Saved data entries
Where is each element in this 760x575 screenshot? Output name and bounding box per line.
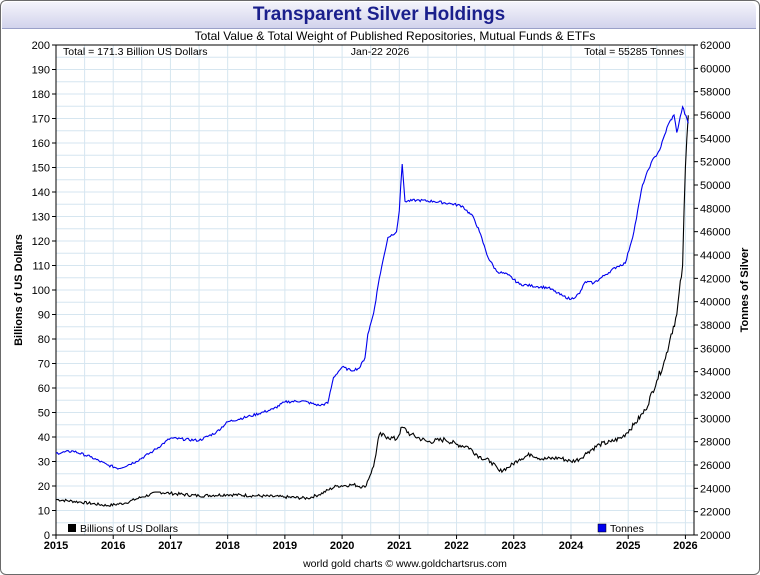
y-tick-label-right: 28000	[700, 437, 731, 449]
y-tick-label-left: 0	[44, 530, 50, 542]
x-tick-label: 2019	[273, 540, 297, 552]
x-tick-label: 2025	[616, 540, 640, 552]
y-tick-label-right: 58000	[700, 87, 731, 99]
legend-label-tonnes: Tonnes	[610, 523, 644, 535]
y-tick-label-left: 200	[32, 40, 50, 52]
x-tick-label: 2015	[44, 540, 68, 552]
y-tick-label-left: 10	[38, 506, 50, 518]
y-tick-label-left: 120	[32, 236, 50, 248]
y-tick-label-left: 140	[32, 187, 50, 199]
y-axis-right-label: Tonnes of Silver	[739, 247, 751, 332]
title-bar: Transparent Silver Holdings	[2, 2, 756, 29]
y-tick-label-right: 46000	[700, 227, 731, 239]
y-tick-label-right: 34000	[700, 367, 731, 379]
y-tick-label-right: 52000	[700, 157, 731, 169]
series-line-tonnes	[55, 105, 689, 470]
y-tick-label-right: 32000	[700, 390, 731, 402]
y-tick-label-left: 60	[38, 383, 50, 395]
x-tick-label: 2021	[387, 540, 411, 552]
y-tick-label-right: 22000	[700, 507, 731, 519]
y-tick-label-left: 150	[32, 163, 50, 175]
y-tick-label-left: 180	[32, 89, 50, 101]
y-tick-label-right: 30000	[700, 413, 731, 425]
y-tick-label-right: 56000	[700, 110, 731, 122]
y-tick-label-right: 20000	[700, 530, 731, 542]
legend-label-value: Billions of US Dollars	[80, 523, 178, 535]
x-tick-label: 2023	[502, 540, 526, 552]
x-tick-label: 2024	[559, 540, 584, 552]
y-tick-label-left: 50	[38, 408, 50, 420]
page-title: Transparent Silver Holdings	[252, 4, 506, 25]
y-tick-label-left: 30	[38, 457, 50, 469]
y-axis-left-label: Billions of US Dollars	[13, 234, 25, 346]
y-tick-label-left: 100	[32, 285, 50, 297]
y-tick-label-left: 20	[38, 481, 50, 493]
y-tick-label-left: 90	[38, 310, 50, 322]
y-tick-label-left: 110	[32, 261, 50, 273]
x-tick-label: 2018	[215, 540, 239, 552]
y-tick-label-right: 44000	[700, 250, 731, 262]
y-tick-label-left: 190	[32, 65, 50, 77]
y-tick-label-left: 70	[38, 359, 50, 371]
x-tick-label: 2026	[673, 540, 697, 552]
total-value-label: Total = 171.3 Billion US Dollars	[63, 46, 207, 58]
x-tick-label: 2020	[330, 540, 354, 552]
y-tick-label-right: 24000	[700, 483, 731, 495]
x-tick-label: 2016	[101, 540, 125, 552]
legend-swatch-value	[68, 524, 76, 532]
total-weight-label: Total = 55285 Tonnes	[584, 46, 684, 58]
y-tick-label-right: 62000	[700, 40, 731, 52]
y-tick-label-left: 160	[32, 138, 50, 150]
y-tick-label-left: 130	[32, 212, 50, 224]
y-tick-label-right: 60000	[700, 63, 731, 75]
series-lines	[55, 105, 689, 508]
footer-credit: world gold charts © www.goldchartsrus.co…	[302, 558, 507, 570]
y-tick-label-right: 26000	[700, 460, 731, 472]
x-tick-label: 2022	[444, 540, 468, 552]
y-tick-label-right: 36000	[700, 343, 731, 355]
chart-subtitle: Total Value & Total Weight of Published …	[195, 29, 596, 43]
y-tick-label-left: 170	[32, 114, 50, 126]
y-axis-left: 0 10 20 30 40 50 60 70 80 90 100 110 120 130 140 150 160…	[32, 40, 56, 542]
y-tick-label-right: 50000	[700, 180, 731, 192]
y-tick-label-right: 38000	[700, 320, 731, 332]
y-tick-label-left: 40	[38, 432, 50, 444]
date-label: Jan-22 2026	[351, 46, 410, 58]
x-tick-label: 2017	[158, 540, 182, 552]
y-tick-label-right: 40000	[700, 297, 731, 309]
y-tick-label-right: 54000	[700, 133, 731, 145]
y-tick-label-left: 80	[38, 334, 50, 346]
y-axis-right: 20000 22000 24000 26000 28000 30000 32000 34000…	[694, 40, 731, 542]
x-axis: 2015 2016 2017 2018 2019 2020 2021 2022 2023 2024…	[44, 535, 698, 552]
series-line-value	[55, 115, 689, 508]
grid-lines	[55, 44, 694, 536]
y-tick-label-right: 48000	[700, 203, 731, 215]
legend-swatch-tonnes	[597, 523, 607, 533]
y-tick-label-right: 42000	[700, 273, 731, 285]
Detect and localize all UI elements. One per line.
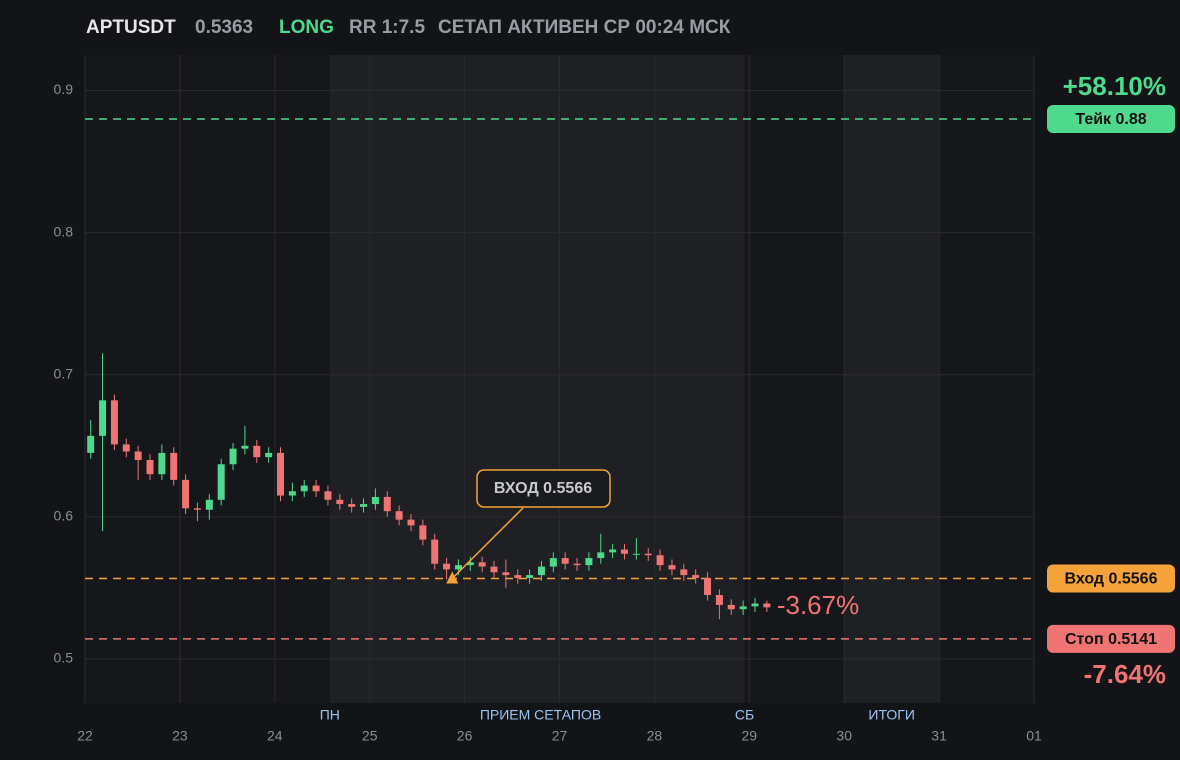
candle-body [241, 445, 249, 449]
x-tick-label: 26 [457, 728, 473, 744]
candle-body [217, 464, 225, 500]
candle-body [265, 452, 273, 458]
x-tick-label: 28 [647, 728, 663, 744]
candle-body [656, 555, 664, 566]
candle-body [454, 565, 462, 570]
x-tick-label: 27 [552, 728, 568, 744]
x-tick-label: 30 [836, 728, 852, 744]
candle-body [407, 519, 415, 526]
x-tick-label: 25 [362, 728, 378, 744]
x-tick-label: 24 [267, 728, 283, 744]
candle-body [110, 400, 118, 445]
level-label: Стоп 0.5141 [1065, 631, 1157, 648]
candle-body [502, 572, 510, 576]
x-tick-label: 23 [172, 728, 188, 744]
candle-body [99, 400, 107, 436]
candle-body [704, 577, 712, 595]
candle-body [621, 549, 629, 554]
candle-body [371, 496, 379, 505]
level-label: Вход 0.5566 [1065, 571, 1158, 588]
band-label: ПРИЕМ СЕТАПОВ [480, 707, 601, 723]
y-tick-label: 0.7 [54, 365, 74, 381]
candle-body [182, 479, 190, 509]
side: LONG [279, 17, 334, 38]
entry-marker [446, 571, 459, 584]
x-tick-label: 22 [77, 728, 93, 744]
candle-body [537, 566, 545, 576]
entry-connector [451, 507, 524, 580]
candle-body [324, 491, 332, 500]
candle-body [360, 504, 368, 507]
candle-body [478, 562, 486, 567]
level-pill [1047, 104, 1175, 133]
candle-body [193, 508, 201, 510]
candle-body [763, 603, 771, 608]
band-label: ПН [320, 707, 340, 723]
candle-body [205, 499, 213, 510]
level-label: Тейк 0.88 [1075, 111, 1146, 128]
candle-body [632, 553, 640, 555]
candle-body [597, 552, 605, 559]
candle-body [644, 553, 652, 556]
x-tick-label: 29 [742, 728, 758, 744]
entry-box-label: ВХОД 0.5566 [494, 480, 592, 497]
rr: RR 1:7.5 [349, 17, 425, 38]
band-label: ИТОГИ [868, 707, 915, 723]
price: 0.5363 [195, 17, 253, 38]
candle-body [229, 448, 237, 465]
candle-body [300, 485, 308, 492]
candle-body [312, 485, 320, 492]
candle-body [490, 566, 498, 573]
candle-body [526, 575, 534, 578]
candle-body [158, 452, 166, 475]
y-tick-label: 0.5 [54, 650, 74, 666]
candle-body [549, 558, 557, 567]
y-tick-label: 0.9 [54, 81, 74, 97]
candle-body [573, 563, 581, 566]
candle-body [431, 539, 439, 564]
x-tick-label: 01 [1026, 728, 1042, 744]
candle-body [336, 499, 344, 505]
candle-body [87, 435, 95, 453]
candle-body [668, 565, 676, 570]
session-band [329, 55, 745, 703]
candle-body [443, 563, 451, 570]
candle-body [395, 511, 403, 520]
candle-body [739, 606, 747, 610]
level-pct: +58.10% [1063, 71, 1166, 101]
status: СЕТАП АКТИВЕН СР 00:24 МСК [438, 17, 731, 38]
candle-body [466, 562, 474, 566]
candle-body [514, 575, 522, 578]
y-tick-label: 0.6 [54, 508, 74, 524]
candle-body [134, 451, 142, 460]
candle-body [253, 445, 261, 458]
candle-body [419, 525, 427, 540]
session-band [844, 55, 940, 703]
candle-body [609, 549, 617, 553]
candle-body [585, 558, 593, 566]
candle-body [348, 504, 356, 507]
current-pct: -3.67% [777, 590, 859, 620]
candle-body [715, 595, 723, 605]
entry-box [476, 469, 611, 508]
candle-body [288, 491, 296, 496]
candle-body [276, 452, 284, 496]
candle-body [692, 575, 700, 578]
y-tick-label: 0.8 [54, 223, 74, 239]
candle-body [122, 444, 130, 452]
candle-body [170, 452, 178, 480]
symbol: APTUSDT [86, 17, 176, 38]
candle-body [751, 603, 759, 607]
candle-body [146, 460, 154, 475]
candle-body [680, 569, 688, 576]
level-pct: -7.64% [1084, 659, 1166, 689]
level-pill [1047, 564, 1175, 593]
candle-body [727, 604, 735, 610]
x-tick-label: 31 [931, 728, 947, 744]
candle-body [561, 558, 569, 564]
candle-body [383, 496, 391, 512]
band-label: СБ [735, 707, 754, 723]
level-pill [1047, 624, 1175, 653]
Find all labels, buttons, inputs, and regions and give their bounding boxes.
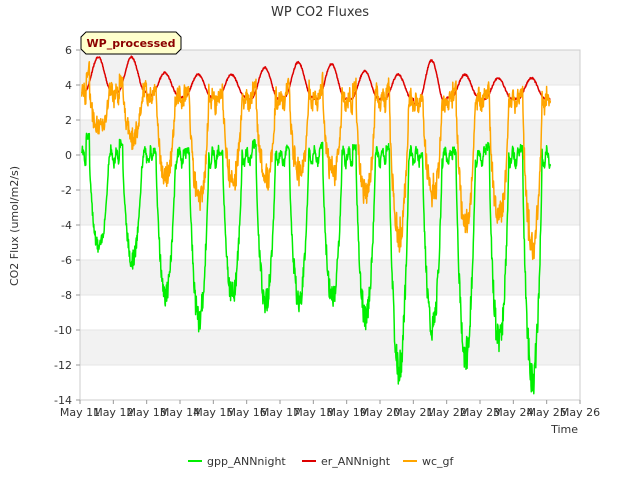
x-tick-label: May 21 <box>393 406 433 419</box>
x-tick-label: May 20 <box>360 406 400 419</box>
x-axis-label: Time <box>550 423 578 436</box>
x-tick-label: May 14 <box>160 406 200 419</box>
y-tick-label: -6 <box>61 254 72 267</box>
y-tick-label: -4 <box>61 219 72 232</box>
y-axis-label: CO2 Flux (umol/m2/s) <box>8 166 21 286</box>
legend-label: wc_gf <box>422 455 455 468</box>
legend-label: gpp_ANNnight <box>207 455 286 468</box>
y-tick-label: 2 <box>65 114 72 127</box>
y-axis-ticks: -14 -12 -10 -8 -6 -4 -2 0 2 4 6 <box>54 44 80 407</box>
x-tick-label: May 24 <box>493 406 533 419</box>
processed-badge-label: WP_processed <box>87 37 176 50</box>
y-tick-label: -10 <box>54 324 72 337</box>
x-tick-label: May 16 <box>227 406 267 419</box>
series-line-gpp-annnight <box>80 132 552 395</box>
plot-background-bands <box>80 50 580 365</box>
legend-label: er_ANNnight <box>321 455 391 468</box>
x-tick-label: May 26 <box>560 406 600 419</box>
legend: gpp_ANNnight er_ANNnight wc_gf <box>188 455 455 468</box>
y-tick-label: 6 <box>65 44 72 57</box>
x-tick-label: May 18 <box>293 406 333 419</box>
y-tick-label: -12 <box>54 359 72 372</box>
chart-title: WP CO2 Fluxes <box>271 5 369 20</box>
x-tick-label: May 23 <box>460 406 500 419</box>
plot-band <box>80 120 580 155</box>
y-tick-label: -8 <box>61 289 72 302</box>
processed-badge: WP_processed <box>80 31 182 55</box>
x-tick-label: May 17 <box>260 406 300 419</box>
x-tick-label: May 15 <box>193 406 233 419</box>
x-tick-label: May 25 <box>527 406 567 419</box>
x-tick-label: May 19 <box>327 406 367 419</box>
y-tick-label: 4 <box>65 79 72 92</box>
plot-band <box>80 330 580 365</box>
x-tick-label: May 13 <box>127 406 167 419</box>
y-tick-label: -2 <box>61 184 72 197</box>
x-tick-label: May 11 <box>60 406 100 419</box>
y-tick-label: -14 <box>54 394 72 407</box>
x-tick-label: May 12 <box>93 406 133 419</box>
series-line-wc-gf <box>80 60 552 261</box>
y-tick-label: 0 <box>65 149 72 162</box>
x-tick-label: May 22 <box>427 406 467 419</box>
plot-band <box>80 50 580 85</box>
series-layer <box>80 55 552 395</box>
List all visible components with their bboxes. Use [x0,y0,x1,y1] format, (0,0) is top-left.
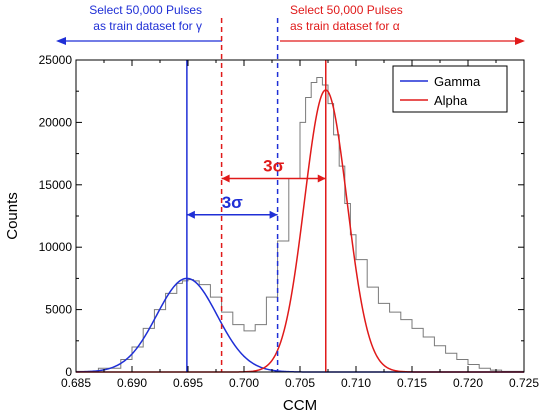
legend: Gamma Alpha [392,65,508,113]
y-tick-label-1: 5000 [45,303,72,317]
sigma-layer: 3σ 3σ [186,157,326,219]
y-axis-title: Counts [4,192,21,240]
alpha-annotation-line2: as train dataset for α [290,19,400,33]
x-tick-label-4: 0.705 [285,376,315,390]
x-tick-label-0: 0.685 [61,376,91,390]
alpha-annotation-line1: Select 50,000 Pulses [290,3,403,17]
x-tick-label-1: 0.690 [117,376,147,390]
legend-alpha-label: Alpha [434,93,468,108]
x-tick-label-2: 0.695 [173,376,203,390]
legend-gamma-label: Gamma [434,74,481,89]
y-tick-label-4: 20000 [39,115,73,129]
y-tick-label-3: 15000 [39,178,73,192]
histogram-layer [75,76,525,372]
alpha-select-arrowhead [515,37,525,45]
x-tick-label-7: 0.720 [453,376,483,390]
legend-box [392,65,508,113]
x-tick-label-5: 0.710 [341,376,371,390]
vline-layer [186,18,327,372]
sigma-arrowhead-left-2 [186,210,195,219]
sigma-arrowhead-right-1 [317,174,326,183]
y-tick-label-0: 0 [65,365,72,379]
x-tick-label-6: 0.715 [397,376,427,390]
axis-layer: 0.685 0.690 0.695 0.700 0.705 0.710 0.715 0.720… [39,53,540,390]
sigma-label-1: 3σ [263,157,284,176]
top-annotations: Select 50,000 Pulses as train dataset fo… [56,3,525,45]
sigma-arrowhead-left-1 [221,174,230,183]
sigma-label-2: 3σ [222,193,243,212]
sigma-arrowhead-right-2 [269,210,278,219]
histogram-step [75,76,525,372]
x-axis-title: CCM [283,397,317,414]
gamma-select-arrowhead [56,37,66,45]
plot-area: 3σ 3σ 0.685 0.690 0.695 0.700 0.705 0.710 0.715… [39,18,540,390]
x-tick-label-3: 0.700 [229,376,259,390]
y-tick-label-2: 10000 [39,240,73,254]
x-tick-label-8: 0.725 [509,376,539,390]
gamma-annotation-line1: Select 50,000 Pulses [89,3,202,17]
y-tick-label-5: 25000 [39,53,73,67]
gamma-annotation-line2: as train dataset for γ [93,19,202,33]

(Aim)
Copy every line of the material from the one containing "candle-body [241, 445, 249, 449]" down to the one containing "candle-body [300, 485, 308, 492]", including both of those lines.

(Correct output)
candle-body [241, 445, 249, 449]
x-tick-label: 26 [457, 728, 473, 744]
candle-body [217, 464, 225, 500]
candle-body [265, 452, 273, 458]
x-tick-label: 28 [647, 728, 663, 744]
candle-body [656, 555, 664, 566]
candle-body [454, 565, 462, 570]
x-tick-label: 27 [552, 728, 568, 744]
x-tick-label: 30 [836, 728, 852, 744]
candle-body [407, 519, 415, 526]
x-tick-label: 25 [362, 728, 378, 744]
x-tick-label: 24 [267, 728, 283, 744]
candle-body [110, 400, 118, 445]
level-label: Стоп 0.5141 [1065, 631, 1157, 648]
candle-body [502, 572, 510, 576]
x-tick-label: 23 [172, 728, 188, 744]
candle-body [99, 400, 107, 436]
candle-body [704, 577, 712, 595]
candle-body [621, 549, 629, 554]
candle-body [371, 496, 379, 505]
level-label: Вход 0.5566 [1065, 571, 1158, 588]
band-label: ПРИЕМ СЕТАПОВ [480, 707, 601, 723]
y-tick-label: 0.7 [54, 365, 74, 381]
candle-body [182, 479, 190, 509]
side: LONG [279, 17, 334, 38]
entry-marker [446, 571, 459, 584]
x-tick-label: 22 [77, 728, 93, 744]
candle-body [537, 566, 545, 576]
entry-connector [451, 507, 524, 580]
candle-body [324, 491, 332, 500]
candle-body [360, 504, 368, 507]
candle-body [478, 562, 486, 567]
level-pill [1047, 104, 1175, 133]
candle-body [193, 508, 201, 510]
candle-body [763, 603, 771, 608]
band-label: ПН [320, 707, 340, 723]
candle-body [205, 499, 213, 510]
level-label: Тейк 0.88 [1075, 111, 1146, 128]
candle-body [632, 553, 640, 555]
candle-body [597, 552, 605, 559]
candle-body [644, 553, 652, 556]
x-tick-label: 29 [742, 728, 758, 744]
entry-box-label: ВХОД 0.5566 [494, 480, 592, 497]
rr: RR 1:7.5 [349, 17, 425, 38]
band-label: ИТОГИ [868, 707, 915, 723]
price: 0.5363 [195, 17, 253, 38]
candle-body [229, 448, 237, 465]
candle-body [300, 485, 308, 492]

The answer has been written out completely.